#### [WHAT YOU SHOULD DO]
Transcribe the listing verbatim. Do not carry over any pictures.

#### [Items from a figure collection]
•••

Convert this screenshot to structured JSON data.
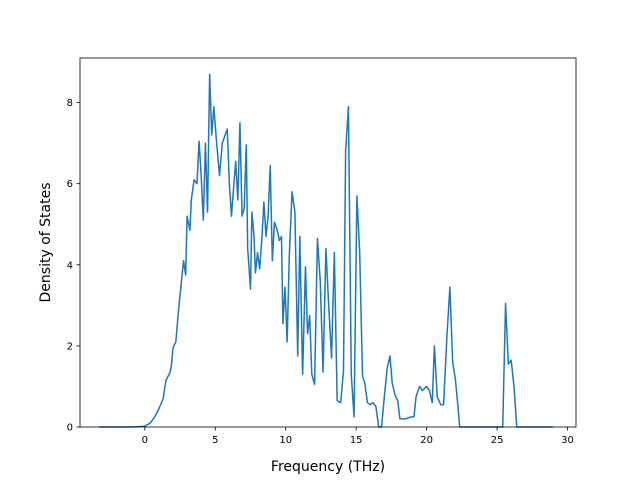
{
  "chart_data": {
    "type": "line",
    "xlabel": "Frequency (THz)",
    "ylabel": "Density of States",
    "xlim": [
      -4.6,
      30.6
    ],
    "ylim": [
      0,
      9.1
    ],
    "xticks": [
      0,
      5,
      10,
      15,
      20,
      25,
      30
    ],
    "yticks": [
      0,
      2,
      4,
      6,
      8
    ],
    "grid": false,
    "series": [
      {
        "color": "#1f77b4",
        "points": [
          [
            -3.2,
            0
          ],
          [
            -1.0,
            0
          ],
          [
            0.0,
            0.02
          ],
          [
            0.4,
            0.1
          ],
          [
            0.7,
            0.25
          ],
          [
            1.0,
            0.45
          ],
          [
            1.3,
            0.7
          ],
          [
            1.5,
            1.15
          ],
          [
            1.8,
            1.35
          ],
          [
            1.9,
            1.55
          ],
          [
            2.0,
            1.95
          ],
          [
            2.2,
            2.1
          ],
          [
            2.4,
            2.9
          ],
          [
            2.6,
            3.6
          ],
          [
            2.75,
            4.1
          ],
          [
            2.9,
            3.75
          ],
          [
            3.0,
            5.2
          ],
          [
            3.2,
            4.85
          ],
          [
            3.3,
            5.6
          ],
          [
            3.5,
            6.1
          ],
          [
            3.7,
            6.0
          ],
          [
            3.85,
            7.05
          ],
          [
            4.0,
            6.2
          ],
          [
            4.15,
            5.1
          ],
          [
            4.3,
            7.0
          ],
          [
            4.45,
            5.3
          ],
          [
            4.6,
            8.7
          ],
          [
            4.75,
            7.2
          ],
          [
            4.9,
            7.9
          ],
          [
            5.05,
            7.2
          ],
          [
            5.3,
            6.2
          ],
          [
            5.5,
            7.0
          ],
          [
            5.7,
            7.2
          ],
          [
            5.85,
            7.35
          ],
          [
            6.0,
            6.0
          ],
          [
            6.15,
            5.2
          ],
          [
            6.3,
            5.9
          ],
          [
            6.45,
            6.55
          ],
          [
            6.6,
            5.6
          ],
          [
            6.75,
            7.5
          ],
          [
            6.9,
            5.2
          ],
          [
            7.05,
            5.4
          ],
          [
            7.2,
            6.95
          ],
          [
            7.3,
            4.4
          ],
          [
            7.5,
            3.4
          ],
          [
            7.6,
            5.3
          ],
          [
            7.75,
            4.7
          ],
          [
            7.85,
            3.8
          ],
          [
            8.0,
            4.3
          ],
          [
            8.15,
            3.9
          ],
          [
            8.3,
            4.6
          ],
          [
            8.45,
            5.55
          ],
          [
            8.6,
            4.7
          ],
          [
            8.75,
            5.2
          ],
          [
            8.9,
            6.45
          ],
          [
            9.05,
            4.1
          ],
          [
            9.2,
            5.05
          ],
          [
            9.4,
            4.85
          ],
          [
            9.55,
            4.6
          ],
          [
            9.7,
            4.7
          ],
          [
            9.8,
            2.55
          ],
          [
            9.95,
            3.45
          ],
          [
            10.1,
            2.1
          ],
          [
            10.25,
            4.2
          ],
          [
            10.45,
            5.8
          ],
          [
            10.65,
            5.3
          ],
          [
            10.85,
            1.75
          ],
          [
            11.0,
            4.7
          ],
          [
            11.2,
            1.3
          ],
          [
            11.4,
            3.95
          ],
          [
            11.55,
            2.3
          ],
          [
            11.7,
            2.75
          ],
          [
            11.85,
            1.3
          ],
          [
            12.05,
            1.05
          ],
          [
            12.25,
            4.65
          ],
          [
            12.45,
            3.6
          ],
          [
            12.65,
            1.35
          ],
          [
            12.85,
            4.4
          ],
          [
            13.05,
            3.0
          ],
          [
            13.25,
            1.7
          ],
          [
            13.45,
            4.3
          ],
          [
            13.65,
            0.65
          ],
          [
            13.9,
            0.6
          ],
          [
            14.1,
            1.4
          ],
          [
            14.25,
            6.8
          ],
          [
            14.45,
            7.9
          ],
          [
            14.65,
            1.3
          ],
          [
            14.85,
            0.25
          ],
          [
            15.05,
            5.7
          ],
          [
            15.25,
            4.3
          ],
          [
            15.45,
            1.25
          ],
          [
            15.6,
            1.1
          ],
          [
            15.8,
            0.6
          ],
          [
            16.0,
            0.55
          ],
          [
            16.2,
            0.6
          ],
          [
            16.4,
            0.5
          ],
          [
            16.6,
            0.0
          ],
          [
            16.8,
            0.0
          ],
          [
            17.0,
            0.75
          ],
          [
            17.2,
            1.45
          ],
          [
            17.4,
            1.75
          ],
          [
            17.55,
            1.1
          ],
          [
            17.75,
            0.8
          ],
          [
            17.95,
            0.65
          ],
          [
            18.1,
            0.2
          ],
          [
            18.5,
            0.2
          ],
          [
            18.9,
            0.25
          ],
          [
            19.1,
            0.25
          ],
          [
            19.25,
            0.75
          ],
          [
            19.5,
            1.0
          ],
          [
            19.7,
            0.9
          ],
          [
            20.0,
            1.0
          ],
          [
            20.2,
            0.9
          ],
          [
            20.4,
            0.6
          ],
          [
            20.55,
            2.0
          ],
          [
            20.75,
            0.75
          ],
          [
            21.0,
            0.55
          ],
          [
            21.2,
            0.55
          ],
          [
            21.45,
            2.3
          ],
          [
            21.65,
            3.45
          ],
          [
            21.85,
            1.6
          ],
          [
            22.05,
            1.15
          ],
          [
            22.25,
            0.4
          ],
          [
            22.35,
            0.0
          ],
          [
            25.4,
            0.0
          ],
          [
            25.6,
            3.05
          ],
          [
            25.8,
            1.55
          ],
          [
            26.0,
            1.65
          ],
          [
            26.2,
            1.0
          ],
          [
            26.4,
            0.0
          ],
          [
            28.9,
            0.0
          ]
        ]
      }
    ]
  }
}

•••

#### [SOLVED EXERCISE]
Convert this screenshot to structured JSON data.
{
  "chart_data": {
    "type": "line",
    "xlabel": "Frequency (THz)",
    "ylabel": "Density of States",
    "xlim": [
      -4.6,
      30.6
    ],
    "ylim": [
      0,
      9.1
    ],
    "xticks": [
      0,
      5,
      10,
      15,
      20,
      25,
      30
    ],
    "yticks": [
      0,
      2,
      4,
      6,
      8
    ],
    "grid": false,
    "series": [
      {
        "color": "#1f77b4",
        "points": [
          [
            -3.2,
            0
          ],
          [
            -1.0,
            0
          ],
          [
            0.0,
            0.02
          ],
          [
            0.4,
            0.1
          ],
          [
            0.7,
            0.25
          ],
          [
            1.0,
            0.45
          ],
          [
            1.3,
            0.7
          ],
          [
            1.5,
            1.15
          ],
          [
            1.8,
            1.35
          ],
          [
            1.9,
            1.55
          ],
          [
            2.0,
            1.95
          ],
          [
            2.2,
            2.1
          ],
          [
            2.4,
            2.9
          ],
          [
            2.6,
            3.6
          ],
          [
            2.75,
            4.1
          ],
          [
            2.9,
            3.75
          ],
          [
            3.0,
            5.2
          ],
          [
            3.2,
            4.85
          ],
          [
            3.3,
            5.6
          ],
          [
            3.5,
            6.1
          ],
          [
            3.7,
            6.0
          ],
          [
            3.85,
            7.05
          ],
          [
            4.0,
            6.2
          ],
          [
            4.15,
            5.1
          ],
          [
            4.3,
            7.0
          ],
          [
            4.45,
            5.3
          ],
          [
            4.6,
            8.7
          ],
          [
            4.75,
            7.2
          ],
          [
            4.9,
            7.9
          ],
          [
            5.05,
            7.2
          ],
          [
            5.3,
            6.2
          ],
          [
            5.5,
            7.0
          ],
          [
            5.7,
            7.2
          ],
          [
            5.85,
            7.35
          ],
          [
            6.0,
            6.0
          ],
          [
            6.15,
            5.2
          ],
          [
            6.3,
            5.9
          ],
          [
            6.45,
            6.55
          ],
          [
            6.6,
            5.6
          ],
          [
            6.75,
            7.5
          ],
          [
            6.9,
            5.2
          ],
          [
            7.05,
            5.4
          ],
          [
            7.2,
            6.95
          ],
          [
            7.3,
            4.4
          ],
          [
            7.5,
            3.4
          ],
          [
            7.6,
            5.3
          ],
          [
            7.75,
            4.7
          ],
          [
            7.85,
            3.8
          ],
          [
            8.0,
            4.3
          ],
          [
            8.15,
            3.9
          ],
          [
            8.3,
            4.6
          ],
          [
            8.45,
            5.55
          ],
          [
            8.6,
            4.7
          ],
          [
            8.75,
            5.2
          ],
          [
            8.9,
            6.45
          ],
          [
            9.05,
            4.1
          ],
          [
            9.2,
            5.05
          ],
          [
            9.4,
            4.85
          ],
          [
            9.55,
            4.6
          ],
          [
            9.7,
            4.7
          ],
          [
            9.8,
            2.55
          ],
          [
            9.95,
            3.45
          ],
          [
            10.1,
            2.1
          ],
          [
            10.25,
            4.2
          ],
          [
            10.45,
            5.8
          ],
          [
            10.65,
            5.3
          ],
          [
            10.85,
            1.75
          ],
          [
            11.0,
            4.7
          ],
          [
            11.2,
            1.3
          ],
          [
            11.4,
            3.95
          ],
          [
            11.55,
            2.3
          ],
          [
            11.7,
            2.75
          ],
          [
            11.85,
            1.3
          ],
          [
            12.05,
            1.05
          ],
          [
            12.25,
            4.65
          ],
          [
            12.45,
            3.6
          ],
          [
            12.65,
            1.35
          ],
          [
            12.85,
            4.4
          ],
          [
            13.05,
            3.0
          ],
          [
            13.25,
            1.7
          ],
          [
            13.45,
            4.3
          ],
          [
            13.65,
            0.65
          ],
          [
            13.9,
            0.6
          ],
          [
            14.1,
            1.4
          ],
          [
            14.25,
            6.8
          ],
          [
            14.45,
            7.9
          ],
          [
            14.65,
            1.3
          ],
          [
            14.85,
            0.25
          ],
          [
            15.05,
            5.7
          ],
          [
            15.25,
            4.3
          ],
          [
            15.45,
            1.25
          ],
          [
            15.6,
            1.1
          ],
          [
            15.8,
            0.6
          ],
          [
            16.0,
            0.55
          ],
          [
            16.2,
            0.6
          ],
          [
            16.4,
            0.5
          ],
          [
            16.6,
            0.0
          ],
          [
            16.8,
            0.0
          ],
          [
            17.0,
            0.75
          ],
          [
            17.2,
            1.45
          ],
          [
            17.4,
            1.75
          ],
          [
            17.55,
            1.1
          ],
          [
            17.75,
            0.8
          ],
          [
            17.95,
            0.65
          ],
          [
            18.1,
            0.2
          ],
          [
            18.5,
            0.2
          ],
          [
            18.9,
            0.25
          ],
          [
            19.1,
            0.25
          ],
          [
            19.25,
            0.75
          ],
          [
            19.5,
            1.0
          ],
          [
            19.7,
            0.9
          ],
          [
            20.0,
            1.0
          ],
          [
            20.2,
            0.9
          ],
          [
            20.4,
            0.6
          ],
          [
            20.55,
            2.0
          ],
          [
            20.75,
            0.75
          ],
          [
            21.0,
            0.55
          ],
          [
            21.2,
            0.55
          ],
          [
            21.45,
            2.3
          ],
          [
            21.65,
            3.45
          ],
          [
            21.85,
            1.6
          ],
          [
            22.05,
            1.15
          ],
          [
            22.25,
            0.4
          ],
          [
            22.35,
            0.0
          ],
          [
            25.4,
            0.0
          ],
          [
            25.6,
            3.05
          ],
          [
            25.8,
            1.55
          ],
          [
            26.0,
            1.65
          ],
          [
            26.2,
            1.0
          ],
          [
            26.4,
            0.0
          ],
          [
            28.9,
            0.0
          ]
        ]
      }
    ]
  }
}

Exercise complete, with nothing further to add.